Figure dataset records
************

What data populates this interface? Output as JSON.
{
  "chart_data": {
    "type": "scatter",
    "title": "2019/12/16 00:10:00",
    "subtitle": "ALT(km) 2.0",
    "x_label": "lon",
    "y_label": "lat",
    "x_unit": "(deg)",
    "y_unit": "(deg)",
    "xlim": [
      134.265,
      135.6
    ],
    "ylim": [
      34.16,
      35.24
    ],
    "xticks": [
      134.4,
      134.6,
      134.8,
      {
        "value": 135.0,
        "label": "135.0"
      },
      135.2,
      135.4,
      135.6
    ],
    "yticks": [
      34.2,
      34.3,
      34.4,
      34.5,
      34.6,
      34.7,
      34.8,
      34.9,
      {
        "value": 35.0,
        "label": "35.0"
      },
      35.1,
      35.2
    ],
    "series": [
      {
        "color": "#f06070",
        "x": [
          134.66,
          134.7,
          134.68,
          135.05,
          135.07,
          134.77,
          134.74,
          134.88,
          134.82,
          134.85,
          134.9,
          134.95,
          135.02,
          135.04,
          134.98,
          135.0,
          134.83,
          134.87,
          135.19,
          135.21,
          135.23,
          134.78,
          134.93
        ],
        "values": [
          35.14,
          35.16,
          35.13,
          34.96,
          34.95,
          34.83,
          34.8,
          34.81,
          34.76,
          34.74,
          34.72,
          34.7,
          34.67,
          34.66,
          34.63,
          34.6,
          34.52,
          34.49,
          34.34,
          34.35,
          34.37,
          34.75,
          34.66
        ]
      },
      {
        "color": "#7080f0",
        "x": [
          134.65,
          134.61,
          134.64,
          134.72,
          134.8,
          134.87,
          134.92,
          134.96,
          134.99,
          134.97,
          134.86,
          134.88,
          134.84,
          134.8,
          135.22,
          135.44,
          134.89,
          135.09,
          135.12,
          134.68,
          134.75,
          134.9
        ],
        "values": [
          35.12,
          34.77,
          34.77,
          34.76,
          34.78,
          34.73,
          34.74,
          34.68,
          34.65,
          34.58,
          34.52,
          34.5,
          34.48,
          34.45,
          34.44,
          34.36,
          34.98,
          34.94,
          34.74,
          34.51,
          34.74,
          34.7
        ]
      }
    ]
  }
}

************

▶ **YOUR OBJECTIVE**
From the records above, extract every entry exactly as given.

▶ **OUTPUT OF THE TASK**
What data populates this interface? Output as JSON.
{
  "chart_data": {
    "type": "scatter",
    "title": "2019/12/16 00:10:00",
    "subtitle": "ALT(km) 2.0",
    "x_label": "lon",
    "y_label": "lat",
    "x_unit": "(deg)",
    "y_unit": "(deg)",
    "xlim": [
      134.265,
      135.6
    ],
    "ylim": [
      34.16,
      35.24
    ],
    "xticks": [
      134.4,
      134.6,
      134.8,
      {
        "value": 135.0,
        "label": "135.0"
      },
      135.2,
      135.4,
      135.6
    ],
    "yticks": [
      34.2,
      34.3,
      34.4,
      34.5,
      34.6,
      34.7,
      34.8,
      34.9,
      {
        "value": 35.0,
        "label": "35.0"
      },
      35.1,
      35.2
    ],
    "series": [
      {
        "color": "#f06070",
        "x": [
          134.66,
          134.7,
          134.68,
          135.05,
          135.07,
          134.77,
          134.74,
          134.88,
          134.82,
          134.85,
          134.9,
          134.95,
          135.02,
          135.04,
          134.98,
          135.0,
          134.83,
          134.87,
          135.19,
          135.21,
          135.23,
          134.78,
          134.93
        ],
        "values": [
          35.14,
          35.16,
          35.13,
          34.96,
          34.95,
          34.83,
          34.8,
          34.81,
          34.76,
          34.74,
          34.72,
          34.7,
          34.67,
          34.66,
          34.63,
          34.6,
          34.52,
          34.49,
          34.34,
          34.35,
          34.37,
          34.75,
          34.66
        ]
      },
      {
        "color": "#7080f0",
        "x": [
          134.65,
          134.61,
          134.64,
          134.72,
          134.8,
          134.87,
          134.92,
          134.96,
          134.99,
          134.97,
          134.86,
          134.88,
          134.84,
          134.8,
          135.22,
          135.44,
          134.89,
          135.09,
          135.12,
          134.68,
          134.75,
          134.9
        ],
        "values": [
          35.12,
          34.77,
          34.77,
          34.76,
          34.78,
          34.73,
          34.74,
          34.68,
          34.65,
          34.58,
          34.52,
          34.5,
          34.48,
          34.45,
          34.44,
          34.36,
          34.98,
          34.94,
          34.74,
          34.51,
          34.74,
          34.7
        ]
      }
    ]
  }
}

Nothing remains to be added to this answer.